## Set problem A
Answer these questions from the Yom Hashoah post:
(i) In what month and year, according to the post, did the first official Nazi invasion that Poland bore the brunt of take place?
(ii) In which newspaper did the article about a project to document the local killings appear?
(iii) According to the comment, which organization was an integral part of the Polish Home Army starting from late fall of 1939?
## Set problem B
In the records, rewrite the lines from the one containing "heatmap-feature: [523, 275, 526, 319]" up to and including the one containing "heatmap-feature: [1095, 275, 1098, 320]", changing "heatmap-stripe" to "heatmap-band" and leaving everything else as it is.

## Reading passage
Start
Yom Hashoah — In remembrance

When I watch Obama in action, I become very worried that Yom Hashoah, instead of being only a remembrance of things past, will be joined by a Yom Hashoah II, the sequel.  But today, I won’t blog about that.  Instead, I urge you to read this story of a young British man, imprisoned in the “ordinary” part of Auschwitz, and his efforts during that time to learn the truth.

Man’s inhumanity to man *UPDATED*

I’ve long had a conflicted emotional relationship to Poland.  I know that Poland bore the brunt of the first official Nazi invasion in WWII, back in August 1939.  I also know that the Poles suffered horribly under the Soviets.  In the modern era, it was the Poles whose bravery exposed the weaknesses in and started the destruction of the Soviet system, and the Poles have been a staunch American ally in the post-Cold War world.

All that I know, and yet I’ve never been able to forgive them for the fact that Jewish genocide in Poland worked so well because so many Poles were gleeful and enthusiastic participants in the process.  There was a reason why the most successful death camp of all (Auschwitz) was in Poland.  The Germans knew that the local population would be more amenable to its presence than would be true in other nations.  Other nations showed themselves willing to give their Jews away (the French, the Dutch, etc.), but they still might balk at mass slaughter on home ground.  The Poles wouldn’t. (One could say that the other nations were hypocritical, and the Poles were not, but that’s a post for another day.)

Of course, that held true for so many Slavic and Baltic nations — and it turns out that Yad Vashem has been paying attention to all those little, regional killing fields and death camps.  There’s a heart wrenching article in today’s New York Times about a project to document the local killings.  This is an extremely important project because it helps to explain what we still see today:  neighbor turning on neighbor, whether in Serbia or Rwanda, or somewhere else in the world.

UPDATEEric‘s fact-filled comment deserves to be up in the post:

I just had to come to the defense of Poles regarding the Holocaust.  Poles were essentially given a bad rap by the Communist.  I know this is not a prevailing wisdom, especially among my fellow Jews.  But the World War 2 history is a hobby of mine, and I am especially interested in the Jewish resistance.  So, I researched the subject.  The better known ZOB (Jewish Combat Organization) indeed did not get much support from the Polish Home Army.  The ZOB came into being only in mid-1942, and the Poles considered them a bunch of leftist demagogues.  But there was another organization, ZZW (Jewish Military Union).  That one was an integral part of the Polish Home Army, starting from late fall of 1939.  They received weapons and ammo from the Poles.  They were also as big in numbers and much better trained than ZOB.  Unfortunately most of their leaders were killed in action during the Ghetto Uprising.  And the Polish officer to whom the ZZW leader reported was jailed by the Communists after the war.  Just as a side note, his name deserves to be mentioned: Henrik Iwanski.  He lost both sons and a brother in action during the Ghetto Uprising and was heavily wounded himself.  Another interesting tidbit is that the Polish Auxiliaries were not used by the Germans against the Jews during the Ghetto Uprising.  The Germans brought in the Lithuanians.
End
## Material
Start
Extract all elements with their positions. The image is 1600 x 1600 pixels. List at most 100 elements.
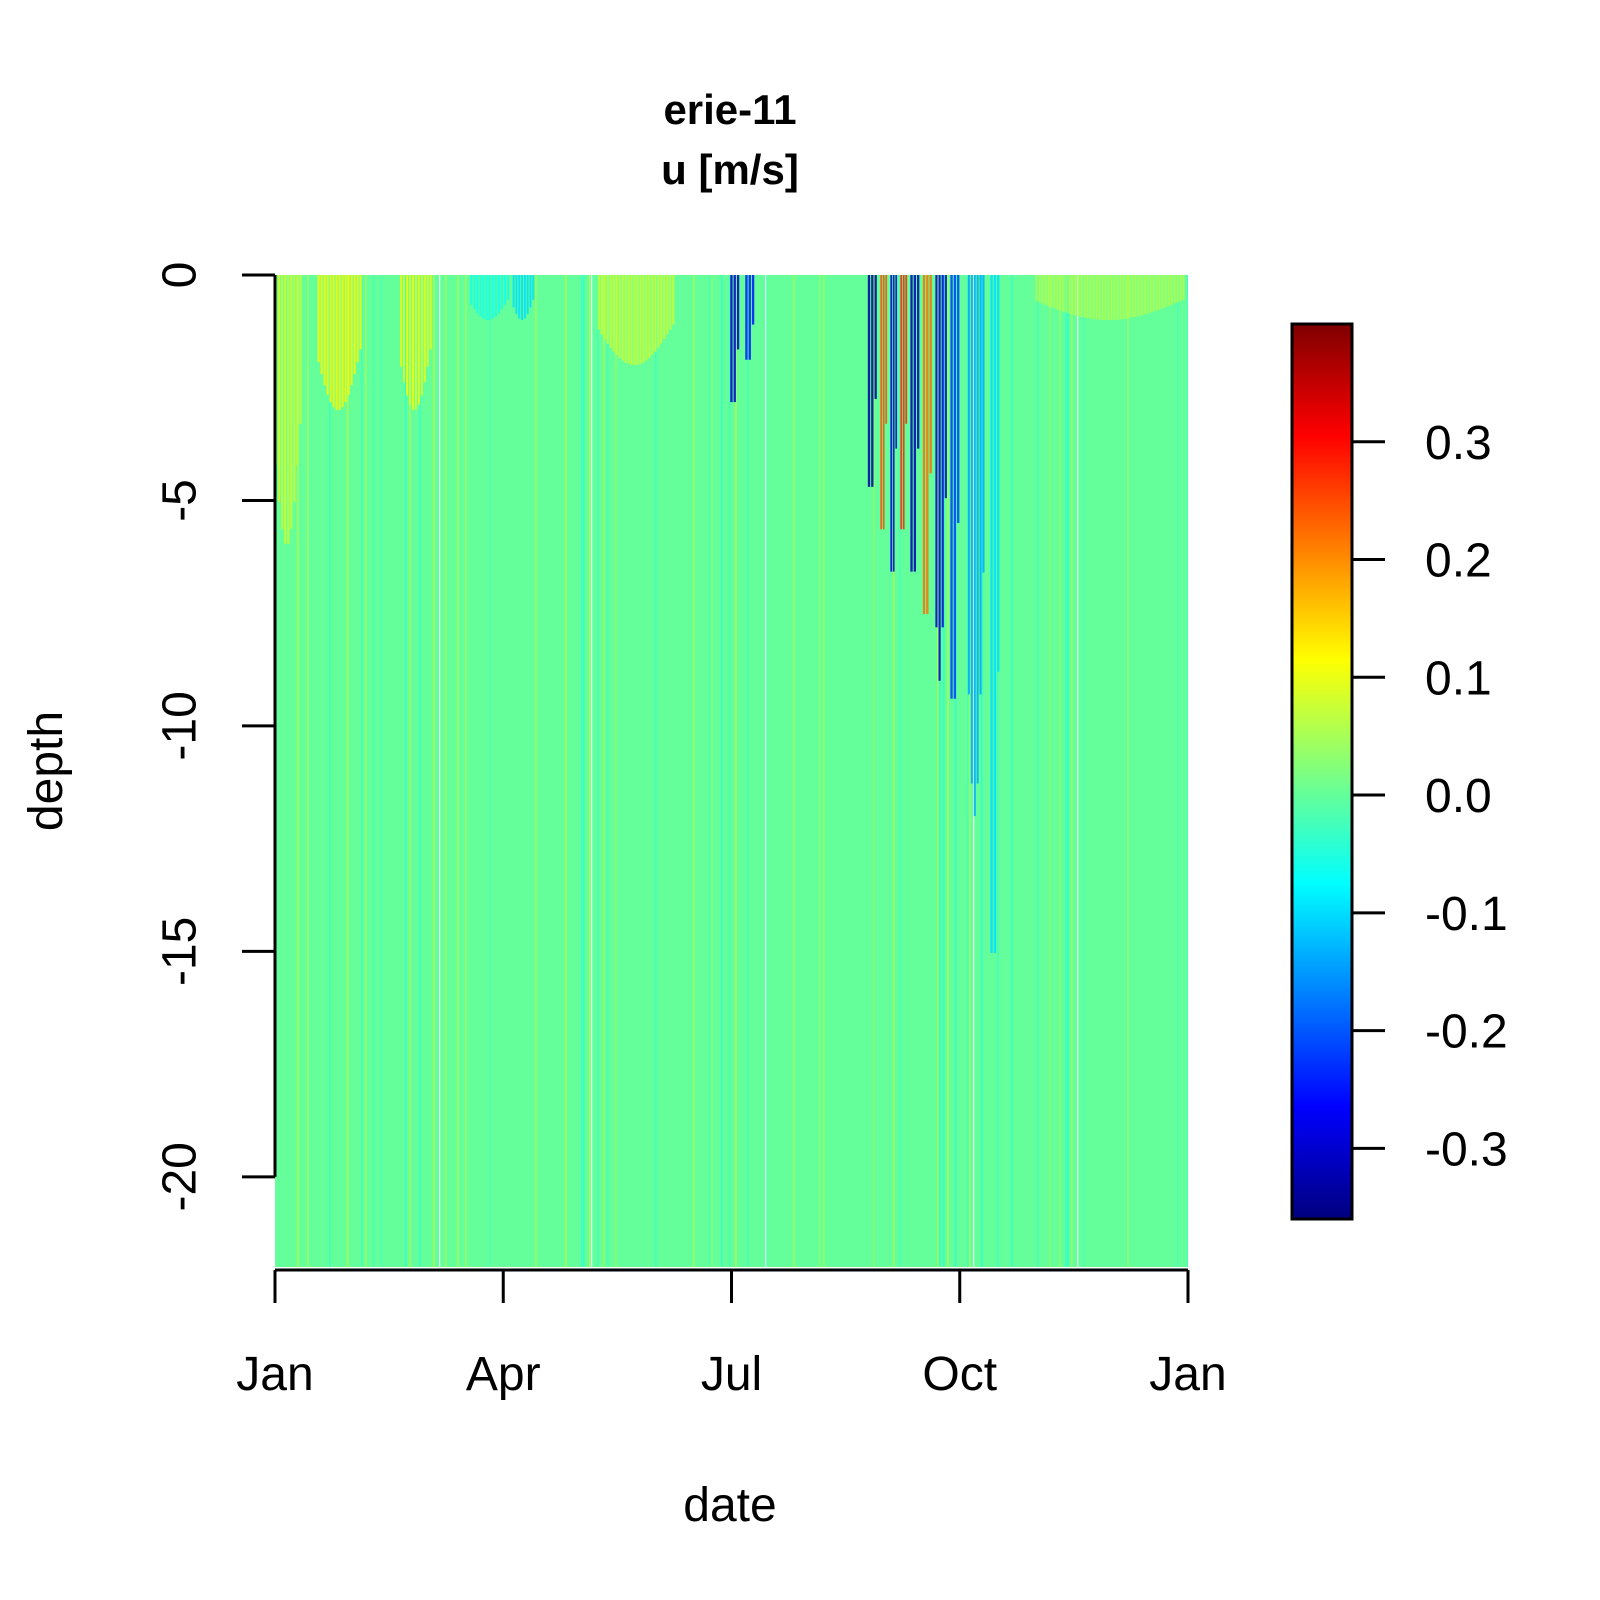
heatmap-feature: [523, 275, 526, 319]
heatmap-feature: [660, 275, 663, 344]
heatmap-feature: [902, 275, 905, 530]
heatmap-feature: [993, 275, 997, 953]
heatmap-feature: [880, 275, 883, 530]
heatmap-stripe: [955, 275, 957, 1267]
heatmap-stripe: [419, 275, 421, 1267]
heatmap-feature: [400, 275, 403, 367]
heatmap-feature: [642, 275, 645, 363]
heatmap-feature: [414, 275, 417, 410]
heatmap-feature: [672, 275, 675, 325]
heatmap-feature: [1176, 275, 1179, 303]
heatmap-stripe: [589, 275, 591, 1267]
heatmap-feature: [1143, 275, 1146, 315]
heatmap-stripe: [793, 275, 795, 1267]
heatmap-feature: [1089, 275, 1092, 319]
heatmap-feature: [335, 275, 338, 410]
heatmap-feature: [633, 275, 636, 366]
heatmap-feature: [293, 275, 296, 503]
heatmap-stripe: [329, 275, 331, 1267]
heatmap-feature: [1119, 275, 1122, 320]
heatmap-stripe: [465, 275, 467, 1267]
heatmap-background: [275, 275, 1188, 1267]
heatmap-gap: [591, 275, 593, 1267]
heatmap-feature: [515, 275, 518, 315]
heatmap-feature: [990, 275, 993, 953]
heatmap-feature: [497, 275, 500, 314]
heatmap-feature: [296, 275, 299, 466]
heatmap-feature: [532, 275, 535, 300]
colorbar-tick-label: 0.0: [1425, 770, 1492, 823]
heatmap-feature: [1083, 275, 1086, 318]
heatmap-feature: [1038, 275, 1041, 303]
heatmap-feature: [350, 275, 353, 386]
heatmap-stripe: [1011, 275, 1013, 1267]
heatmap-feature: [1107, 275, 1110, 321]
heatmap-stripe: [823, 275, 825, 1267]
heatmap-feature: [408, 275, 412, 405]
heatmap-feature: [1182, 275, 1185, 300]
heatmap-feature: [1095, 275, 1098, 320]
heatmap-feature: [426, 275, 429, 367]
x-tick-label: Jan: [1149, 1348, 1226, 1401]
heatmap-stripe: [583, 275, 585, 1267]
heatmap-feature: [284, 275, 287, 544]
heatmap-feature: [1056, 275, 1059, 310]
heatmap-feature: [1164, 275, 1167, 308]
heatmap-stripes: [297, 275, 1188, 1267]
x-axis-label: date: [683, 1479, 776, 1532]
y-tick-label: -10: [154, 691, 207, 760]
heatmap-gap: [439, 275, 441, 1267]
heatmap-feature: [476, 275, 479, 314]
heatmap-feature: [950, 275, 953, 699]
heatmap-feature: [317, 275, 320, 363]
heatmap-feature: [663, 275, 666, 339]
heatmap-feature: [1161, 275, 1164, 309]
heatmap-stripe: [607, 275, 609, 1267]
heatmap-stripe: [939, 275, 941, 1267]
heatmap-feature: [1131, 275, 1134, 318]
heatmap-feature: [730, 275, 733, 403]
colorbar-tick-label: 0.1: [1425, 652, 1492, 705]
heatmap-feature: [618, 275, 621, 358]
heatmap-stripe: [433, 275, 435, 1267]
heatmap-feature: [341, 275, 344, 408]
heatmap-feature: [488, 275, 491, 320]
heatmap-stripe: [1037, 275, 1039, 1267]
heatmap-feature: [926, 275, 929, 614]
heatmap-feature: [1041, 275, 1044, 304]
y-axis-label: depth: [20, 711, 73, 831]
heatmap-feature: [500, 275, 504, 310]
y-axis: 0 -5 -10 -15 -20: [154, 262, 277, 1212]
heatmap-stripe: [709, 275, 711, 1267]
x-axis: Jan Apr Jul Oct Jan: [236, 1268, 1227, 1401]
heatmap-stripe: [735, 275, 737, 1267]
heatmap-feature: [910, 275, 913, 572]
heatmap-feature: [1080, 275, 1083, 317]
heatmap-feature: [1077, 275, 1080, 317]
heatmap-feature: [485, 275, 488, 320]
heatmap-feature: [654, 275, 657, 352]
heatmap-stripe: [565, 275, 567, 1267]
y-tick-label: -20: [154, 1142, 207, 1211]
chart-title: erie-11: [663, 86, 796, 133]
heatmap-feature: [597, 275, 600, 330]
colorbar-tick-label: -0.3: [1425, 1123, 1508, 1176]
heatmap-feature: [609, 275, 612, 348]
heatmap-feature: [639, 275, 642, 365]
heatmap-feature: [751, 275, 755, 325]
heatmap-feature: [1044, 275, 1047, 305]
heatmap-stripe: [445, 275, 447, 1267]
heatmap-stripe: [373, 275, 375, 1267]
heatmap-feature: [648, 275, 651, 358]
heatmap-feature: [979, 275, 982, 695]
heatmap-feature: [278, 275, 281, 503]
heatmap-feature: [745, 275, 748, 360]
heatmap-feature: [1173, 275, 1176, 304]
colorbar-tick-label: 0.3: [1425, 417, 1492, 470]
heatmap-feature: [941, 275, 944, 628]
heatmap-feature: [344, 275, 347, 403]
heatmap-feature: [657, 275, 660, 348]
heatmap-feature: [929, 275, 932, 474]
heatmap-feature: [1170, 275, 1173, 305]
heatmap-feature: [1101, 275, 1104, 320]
End
## Correct output A
(i) August 1939
(ii) The New York Times
(iii) ZZW (Jewish Military Union)

## Correct output B
heatmap-feature: [523, 275, 526, 319]
heatmap-feature: [660, 275, 663, 344]
heatmap-feature: [902, 275, 905, 530]
heatmap-feature: [993, 275, 997, 953]
heatmap-feature: [880, 275, 883, 530]
heatmap-band: [955, 275, 957, 1267]
heatmap-band: [419, 275, 421, 1267]
heatmap-feature: [400, 275, 403, 367]
heatmap-feature: [642, 275, 645, 363]
heatmap-feature: [414, 275, 417, 410]
heatmap-feature: [672, 275, 675, 325]
heatmap-feature: [1176, 275, 1179, 303]
heatmap-band: [589, 275, 591, 1267]
heatmap-feature: [1143, 275, 1146, 315]
heatmap-band: [793, 275, 795, 1267]
heatmap-feature: [1089, 275, 1092, 319]
heatmap-feature: [335, 275, 338, 410]
heatmap-feature: [633, 275, 636, 366]
heatmap-feature: [293, 275, 296, 503]
heatmap-band: [329, 275, 331, 1267]
heatmap-feature: [1119, 275, 1122, 320]
heatmap-band: [465, 275, 467, 1267]
heatmap-background: [275, 275, 1188, 1267]
heatmap-gap: [591, 275, 593, 1267]
heatmap-feature: [515, 275, 518, 315]
heatmap-feature: [990, 275, 993, 953]
heatmap-feature: [497, 275, 500, 314]
heatmap-feature: [296, 275, 299, 466]
heatmap-feature: [532, 275, 535, 300]
colorbar-tick-label: 0.0: [1425, 770, 1492, 823]
heatmap-feature: [1083, 275, 1086, 318]
heatmap-feature: [1038, 275, 1041, 303]
heatmap-feature: [350, 275, 353, 386]
heatmap-band: [1011, 275, 1013, 1267]
heatmap-feature: [1107, 275, 1110, 321]
heatmap-band: [823, 275, 825, 1267]
heatmap-feature: [408, 275, 412, 405]
heatmap-feature: [1182, 275, 1185, 300]
heatmap-feature: [1095, 275, 1098, 320]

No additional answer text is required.